Work to be completed: Reproduce exactly the lines from the one containing "OCR this image." through the last line of the records below, both included. Leave out any pictures.
↓↓↓
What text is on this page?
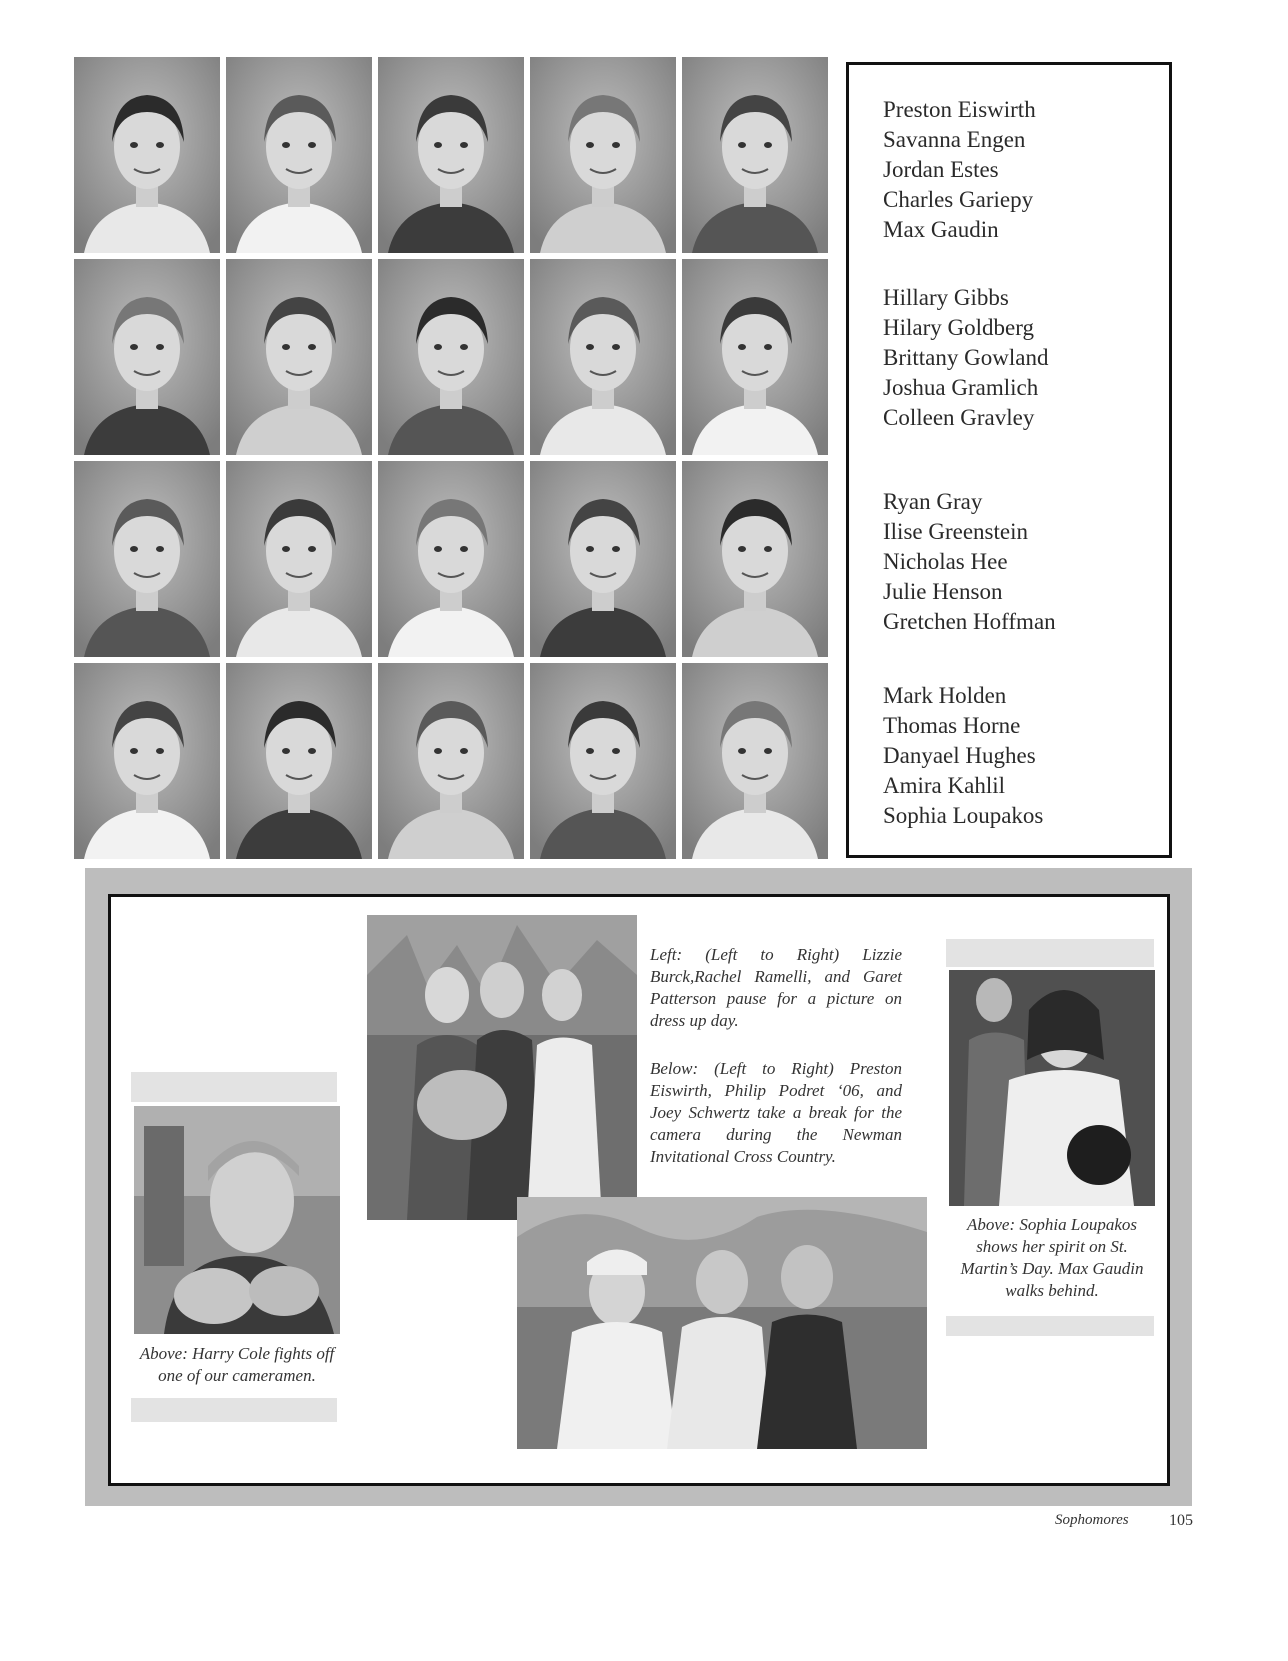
Preston Eiswirth
Savanna Engen
Jordan Estes
Charles Gariepy
Max Gaudin
Hillary Gibbs
Hilary Goldberg
Brittany Gowland
Joshua Gramlich
Colleen Gravley
Ryan Gray
Ilise Greenstein
Nicholas Hee
Julie Henson
Gretchen Hoffman
Mark Holden
Thomas Horne
Danyael Hughes
Amira Kahlil
Sophia Loupakos
Left: (Left to Right) Lizzie Burck,Rachel Ramelli, and Garet Patterson pause for a picture on dress up day.
Below: (Left to Right) Preston Eiswirth, Philip Podret ‘06, and Joey Schwertz take a break for the camera during the Newman Invitational Cross Country.
Above: Harry Cole fights off one of our cameramen.
Above: Sophia Loupakos shows her spirit on St. Martin’s Day. Max Gaudin walks behind.
Sophomores	105
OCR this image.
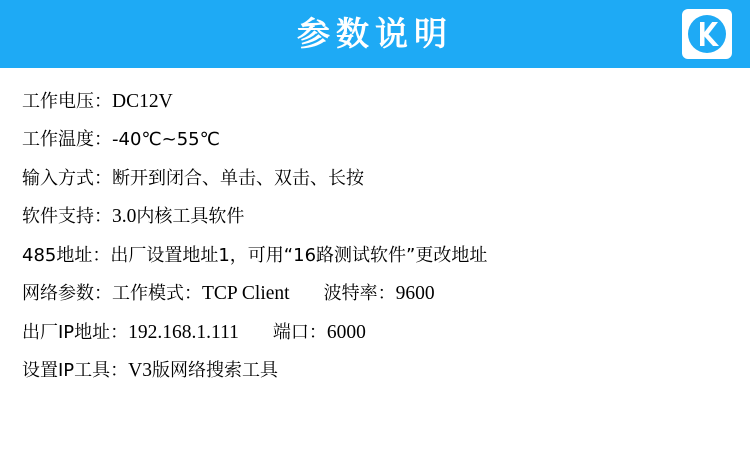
参数说明
工作电压：DC12V
工作温度：-40℃~55℃
输入方式：断开到闭合、单击、双击、长按
软件支持：3.0内核工具软件
485地址：出厂设置地址1，可用“16路测试软件”更改地址
网络参数：工作模式：TCP Client 波特率：9600
出厂IP地址：192.168.1.111 端口：6000
设置IP工具：V3版网络搜索工具
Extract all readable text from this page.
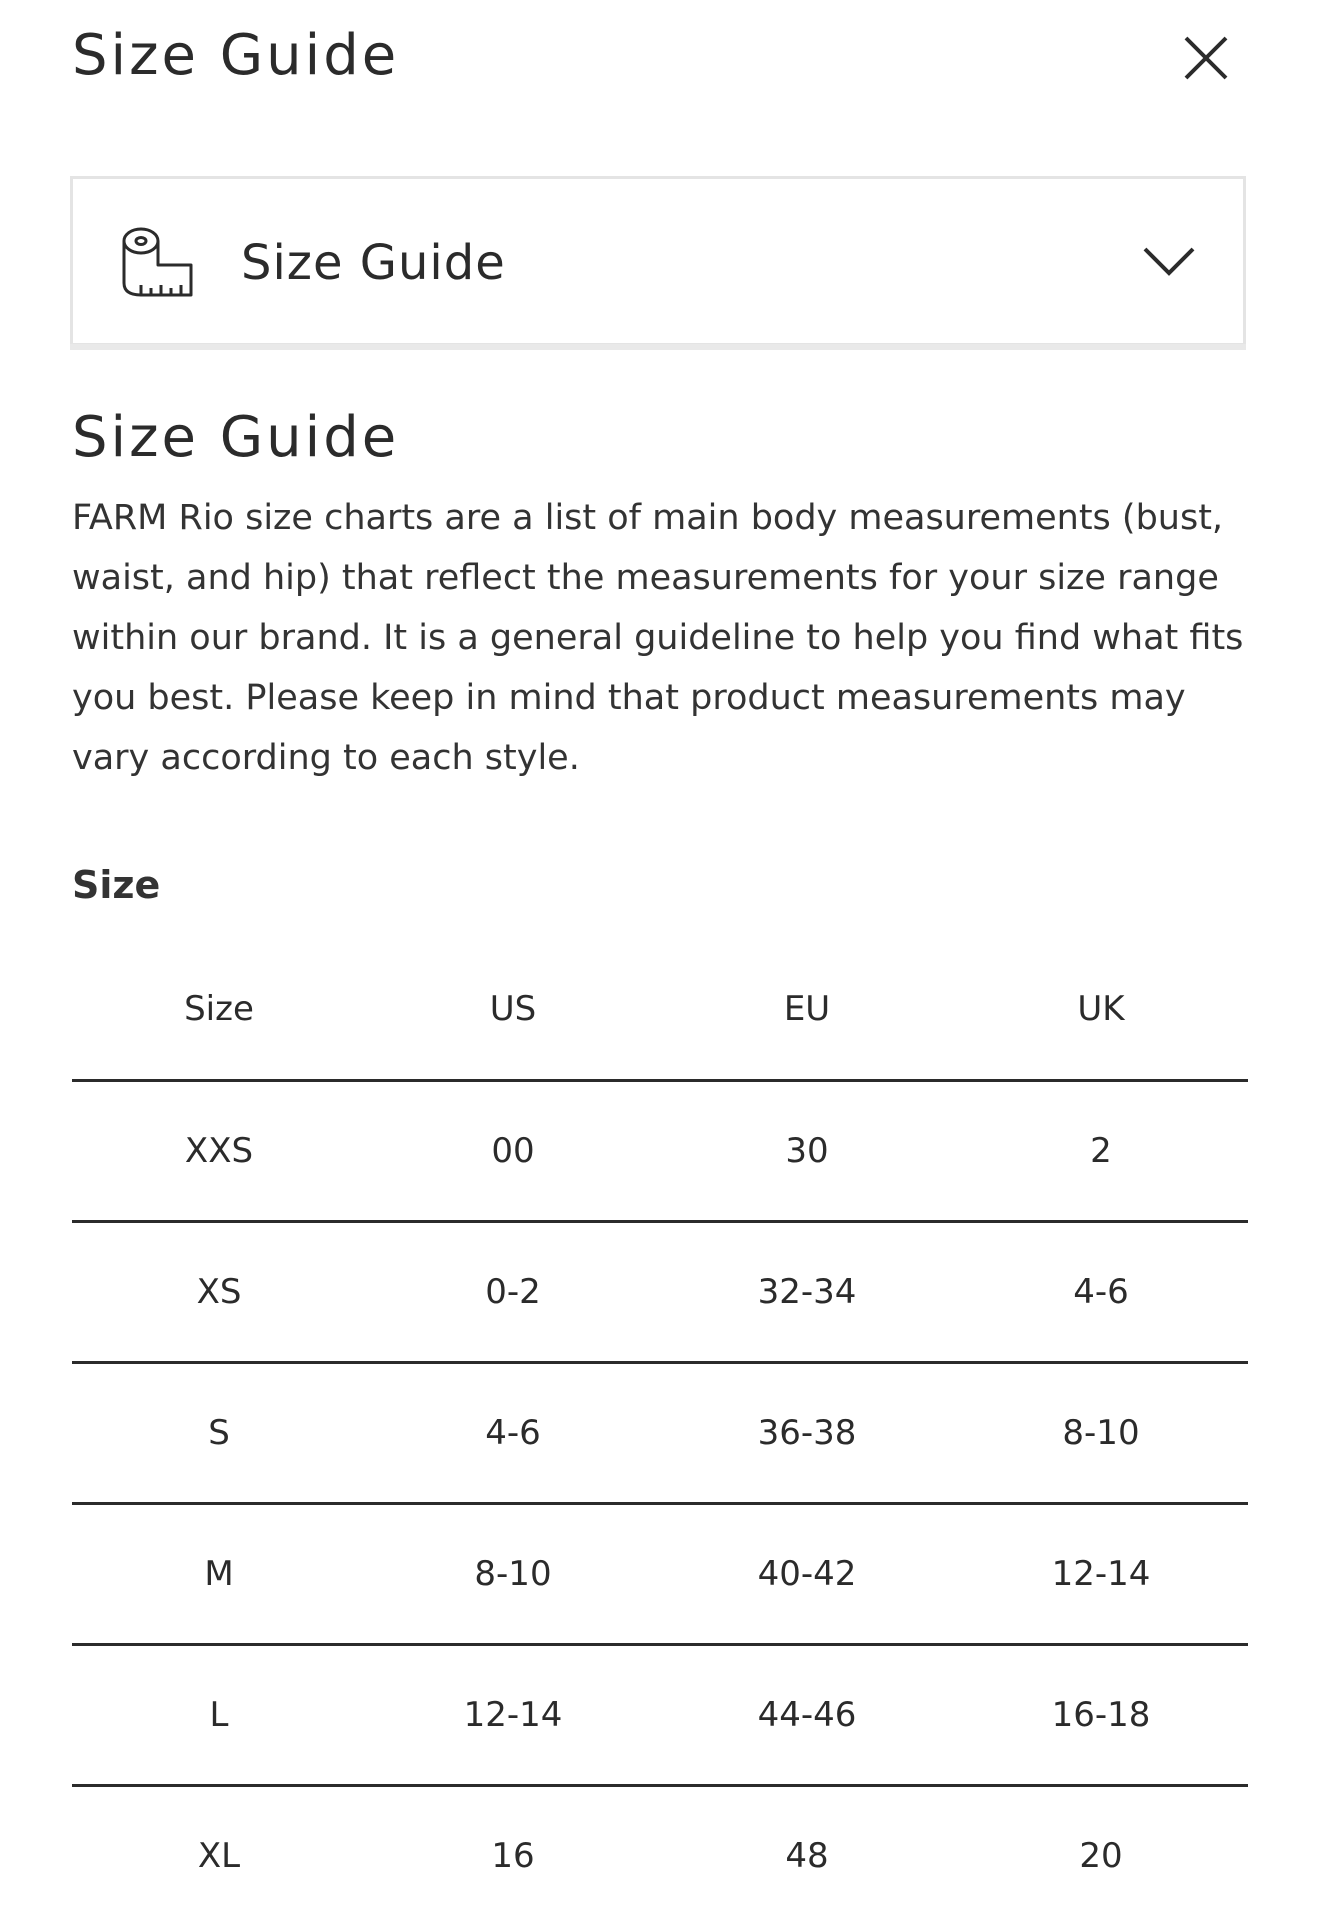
Size Guide
Size Guide
Size Guide

FARM Rio size charts are a list of main body measurements (bust, waist, and hip) that reflect the measurements for your size range within our brand. It is a general guideline to help you find what fits you best. Please keep in mind that product measurements may vary according to each style.

Size
Size	US	EU	UK
XXS	00	30	2
XS	0-2	32-34	4-6
S	4-6	36-38	8-10
M	8-10	40-42	12-14
L	12-14	44-46	16-18
XL	16	48	20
↑↑↑
Output for this task:
OCR this image.
参数说明
工作电压：DC12V
工作温度：-40℃~55℃
输入方式：断开到闭合、单击、双击、长按
软件支持：3.0内核工具软件
485地址：出厂设置地址1，可用“16路测试软件”更改地址
网络参数：工作模式：TCP Client 波特率：9600
出厂IP地址：192.168.1.111 端口：6000
设置IP工具：V3版网络搜索工具
Extract all readable text from this page.
Size Guide
Size Guide
Size Guide

FARM Rio size charts are a list of main body measurements (bust, waist, and hip) that reflect the measurements for your size range within our brand. It is a general guideline to help you find what fits you best. Please keep in mind that product measurements may vary according to each style.

Size
Size	US	EU	UK
XXS	00	30	2
XS	0-2	32-34	4-6
S	4-6	36-38	8-10
M	8-10	40-42	12-14
L	12-14	44-46	16-18
XL	16	48	20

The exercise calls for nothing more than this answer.